(Directive) Return all entries precisely as they stand, without the images.

(Records from a dataset)
————
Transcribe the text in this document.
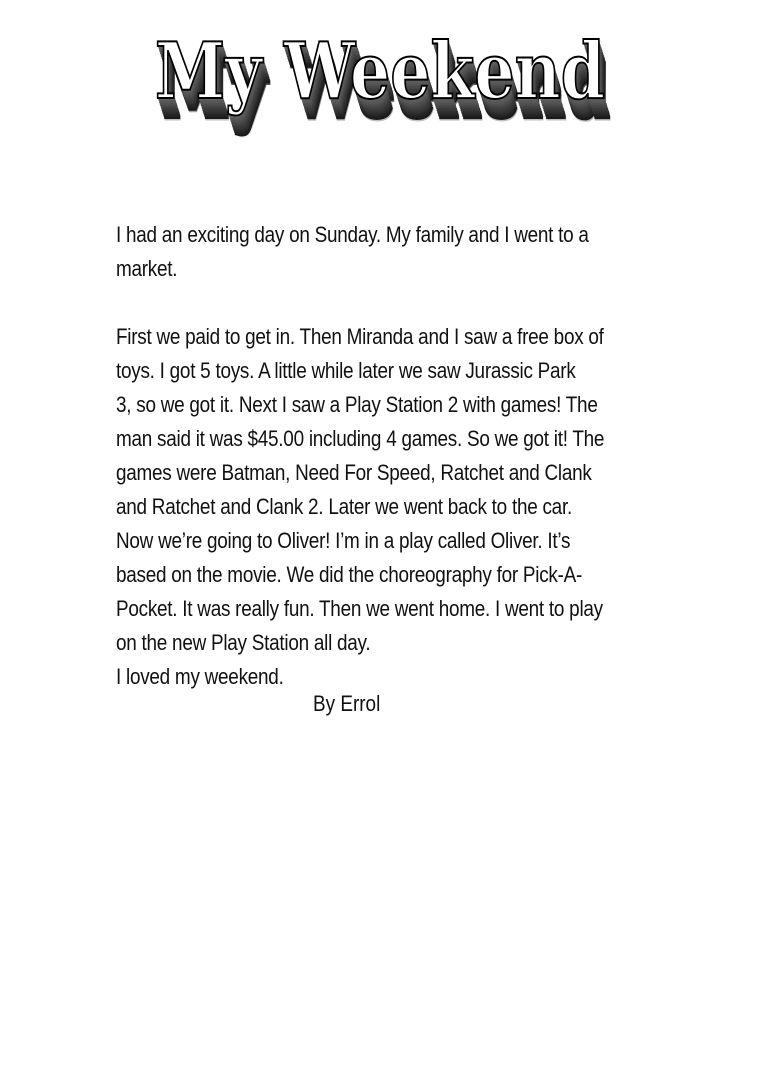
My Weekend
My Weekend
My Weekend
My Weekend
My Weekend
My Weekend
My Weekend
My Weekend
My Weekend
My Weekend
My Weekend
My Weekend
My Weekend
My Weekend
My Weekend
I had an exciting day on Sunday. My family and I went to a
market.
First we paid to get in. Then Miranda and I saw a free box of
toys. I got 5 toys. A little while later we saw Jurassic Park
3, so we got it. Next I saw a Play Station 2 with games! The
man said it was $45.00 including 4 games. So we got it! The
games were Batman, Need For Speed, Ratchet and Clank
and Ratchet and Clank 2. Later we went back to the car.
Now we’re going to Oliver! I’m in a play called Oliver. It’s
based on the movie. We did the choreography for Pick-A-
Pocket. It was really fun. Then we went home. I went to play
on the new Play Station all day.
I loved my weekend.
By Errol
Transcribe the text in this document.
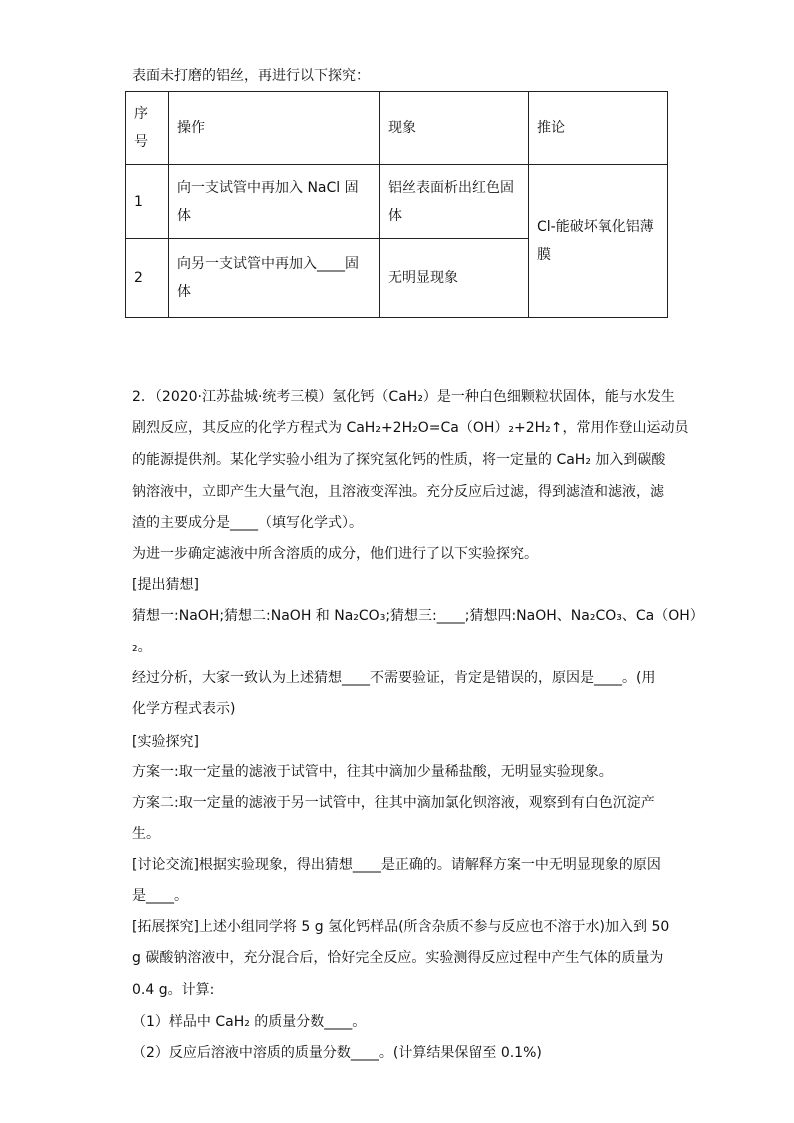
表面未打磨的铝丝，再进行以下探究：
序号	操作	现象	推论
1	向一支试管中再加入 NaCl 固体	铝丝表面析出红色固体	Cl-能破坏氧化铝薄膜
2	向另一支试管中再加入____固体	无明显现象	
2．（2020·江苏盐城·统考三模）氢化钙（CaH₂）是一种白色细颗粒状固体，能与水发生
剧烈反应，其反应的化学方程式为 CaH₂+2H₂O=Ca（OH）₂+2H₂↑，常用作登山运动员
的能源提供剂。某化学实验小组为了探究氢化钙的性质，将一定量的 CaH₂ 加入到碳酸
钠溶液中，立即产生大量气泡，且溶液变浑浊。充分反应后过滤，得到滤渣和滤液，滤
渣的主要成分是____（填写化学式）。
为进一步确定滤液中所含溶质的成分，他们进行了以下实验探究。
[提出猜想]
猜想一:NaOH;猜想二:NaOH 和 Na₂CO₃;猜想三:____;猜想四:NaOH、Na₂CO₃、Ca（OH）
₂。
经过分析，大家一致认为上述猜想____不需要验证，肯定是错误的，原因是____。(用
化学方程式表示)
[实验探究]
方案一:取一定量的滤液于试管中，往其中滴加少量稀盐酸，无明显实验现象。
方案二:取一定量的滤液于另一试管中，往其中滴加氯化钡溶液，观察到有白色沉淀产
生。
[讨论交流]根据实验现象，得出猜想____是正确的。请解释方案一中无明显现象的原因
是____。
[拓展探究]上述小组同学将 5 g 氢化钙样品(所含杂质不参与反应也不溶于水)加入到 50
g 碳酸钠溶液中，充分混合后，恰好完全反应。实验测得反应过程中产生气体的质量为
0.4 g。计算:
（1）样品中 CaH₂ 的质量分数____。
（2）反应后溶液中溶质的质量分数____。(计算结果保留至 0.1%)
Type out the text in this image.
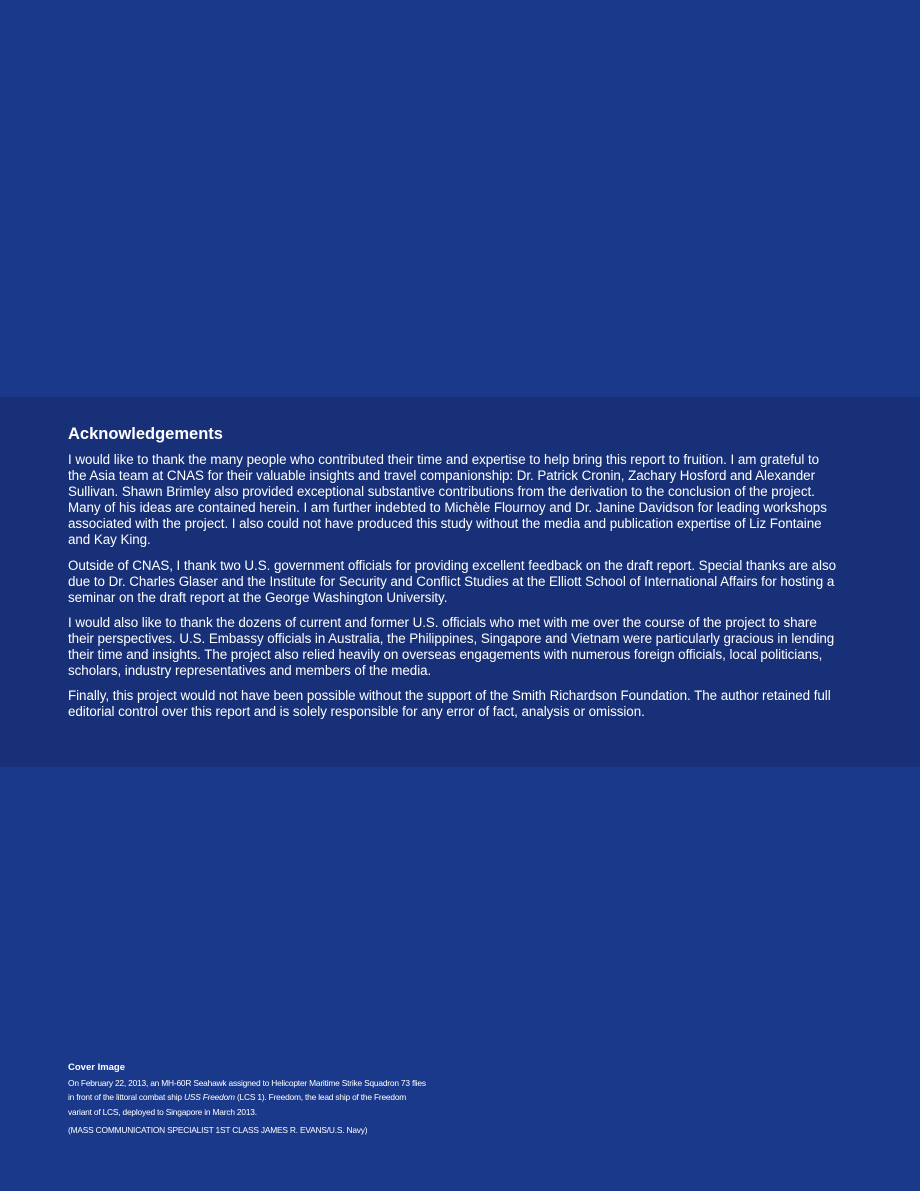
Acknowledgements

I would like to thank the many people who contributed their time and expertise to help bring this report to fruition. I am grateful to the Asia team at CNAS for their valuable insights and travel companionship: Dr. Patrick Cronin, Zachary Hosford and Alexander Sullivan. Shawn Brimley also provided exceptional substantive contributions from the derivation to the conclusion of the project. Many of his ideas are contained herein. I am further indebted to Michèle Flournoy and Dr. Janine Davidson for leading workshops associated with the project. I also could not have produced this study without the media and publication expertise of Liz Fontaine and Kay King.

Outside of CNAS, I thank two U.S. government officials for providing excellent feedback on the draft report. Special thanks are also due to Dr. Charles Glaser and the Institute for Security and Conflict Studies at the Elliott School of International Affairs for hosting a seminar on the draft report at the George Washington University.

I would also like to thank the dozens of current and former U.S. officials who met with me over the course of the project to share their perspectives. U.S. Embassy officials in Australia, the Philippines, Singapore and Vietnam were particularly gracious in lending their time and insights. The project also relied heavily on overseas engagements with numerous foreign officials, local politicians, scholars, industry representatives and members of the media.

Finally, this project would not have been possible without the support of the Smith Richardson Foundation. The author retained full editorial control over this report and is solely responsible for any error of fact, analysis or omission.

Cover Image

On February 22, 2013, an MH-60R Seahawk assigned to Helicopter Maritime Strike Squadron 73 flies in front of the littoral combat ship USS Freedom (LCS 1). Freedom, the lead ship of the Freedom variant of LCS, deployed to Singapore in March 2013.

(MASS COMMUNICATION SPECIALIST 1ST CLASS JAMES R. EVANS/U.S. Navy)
————
(Answer to the exercise)
Transcribe the text in this document.
My Weekend
My Weekend
My Weekend
My Weekend
My Weekend
My Weekend
My Weekend
My Weekend
My Weekend
My Weekend
My Weekend
My Weekend
My Weekend
My Weekend
My Weekend
I had an exciting day on Sunday. My family and I went to a
market.
First we paid to get in. Then Miranda and I saw a free box of
toys. I got 5 toys. A little while later we saw Jurassic Park
3, so we got it. Next I saw a Play Station 2 with games! The
man said it was $45.00 including 4 games. So we got it! The
games were Batman, Need For Speed, Ratchet and Clank
and Ratchet and Clank 2. Later we went back to the car.
Now we’re going to Oliver! I’m in a play called Oliver. It’s
based on the movie. We did the choreography for Pick-A-
Pocket. It was really fun. Then we went home. I went to play
on the new Play Station all day.
I loved my weekend.
By Errol
Transcribe the text in this document.
表面未打磨的铝丝，再进行以下探究：
序号	操作	现象	推论
1	向一支试管中再加入 NaCl 固体	铝丝表面析出红色固体	Cl-能破坏氧化铝薄膜
2	向另一支试管中再加入____固体	无明显现象	
2．（2020·江苏盐城·统考三模）氢化钙（CaH₂）是一种白色细颗粒状固体，能与水发生
剧烈反应，其反应的化学方程式为 CaH₂+2H₂O=Ca（OH）₂+2H₂↑，常用作登山运动员
的能源提供剂。某化学实验小组为了探究氢化钙的性质，将一定量的 CaH₂ 加入到碳酸
钠溶液中，立即产生大量气泡，且溶液变浑浊。充分反应后过滤，得到滤渣和滤液，滤
渣的主要成分是____（填写化学式）。
为进一步确定滤液中所含溶质的成分，他们进行了以下实验探究。
[提出猜想]
猜想一:NaOH;猜想二:NaOH 和 Na₂CO₃;猜想三:____;猜想四:NaOH、Na₂CO₃、Ca（OH）
₂。
经过分析，大家一致认为上述猜想____不需要验证，肯定是错误的，原因是____。(用
化学方程式表示)
[实验探究]
方案一:取一定量的滤液于试管中，往其中滴加少量稀盐酸，无明显实验现象。
方案二:取一定量的滤液于另一试管中，往其中滴加氯化钡溶液，观察到有白色沉淀产
生。
[讨论交流]根据实验现象，得出猜想____是正确的。请解释方案一中无明显现象的原因
是____。
[拓展探究]上述小组同学将 5 g 氢化钙样品(所含杂质不参与反应也不溶于水)加入到 50
g 碳酸钠溶液中，充分混合后，恰好完全反应。实验测得反应过程中产生气体的质量为
0.4 g。计算:
（1）样品中 CaH₂ 的质量分数____。
（2）反应后溶液中溶质的质量分数____。(计算结果保留至 0.1%)
Type out the text in this image.
Acknowledgements

I would like to thank the many people who contributed their time and expertise to help bring this report to fruition. I am grateful to the Asia team at CNAS for their valuable insights and travel companionship: Dr. Patrick Cronin, Zachary Hosford and Alexander Sullivan. Shawn Brimley also provided exceptional substantive contributions from the derivation to the conclusion of the project. Many of his ideas are contained herein. I am further indebted to Michèle Flournoy and Dr. Janine Davidson for leading workshops associated with the project. I also could not have produced this study without the media and publication expertise of Liz Fontaine and Kay King.

Outside of CNAS, I thank two U.S. government officials for providing excellent feedback on the draft report. Special thanks are also due to Dr. Charles Glaser and the Institute for Security and Conflict Studies at the Elliott School of International Affairs for hosting a seminar on the draft report at the George Washington University.

I would also like to thank the dozens of current and former U.S. officials who met with me over the course of the project to share their perspectives. U.S. Embassy officials in Australia, the Philippines, Singapore and Vietnam were particularly gracious in lending their time and insights. The project also relied heavily on overseas engagements with numerous foreign officials, local politicians, scholars, industry representatives and members of the media.

Finally, this project would not have been possible without the support of the Smith Richardson Foundation. The author retained full editorial control over this report and is solely responsible for any error of fact, analysis or omission.

Cover Image

On February 22, 2013, an MH-60R Seahawk assigned to Helicopter Maritime Strike Squadron 73 flies in front of the littoral combat ship USS Freedom (LCS 1). Freedom, the lead ship of the Freedom variant of LCS, deployed to Singapore in March 2013.

(MASS COMMUNICATION SPECIALIST 1ST CLASS JAMES R. EVANS/U.S. Navy)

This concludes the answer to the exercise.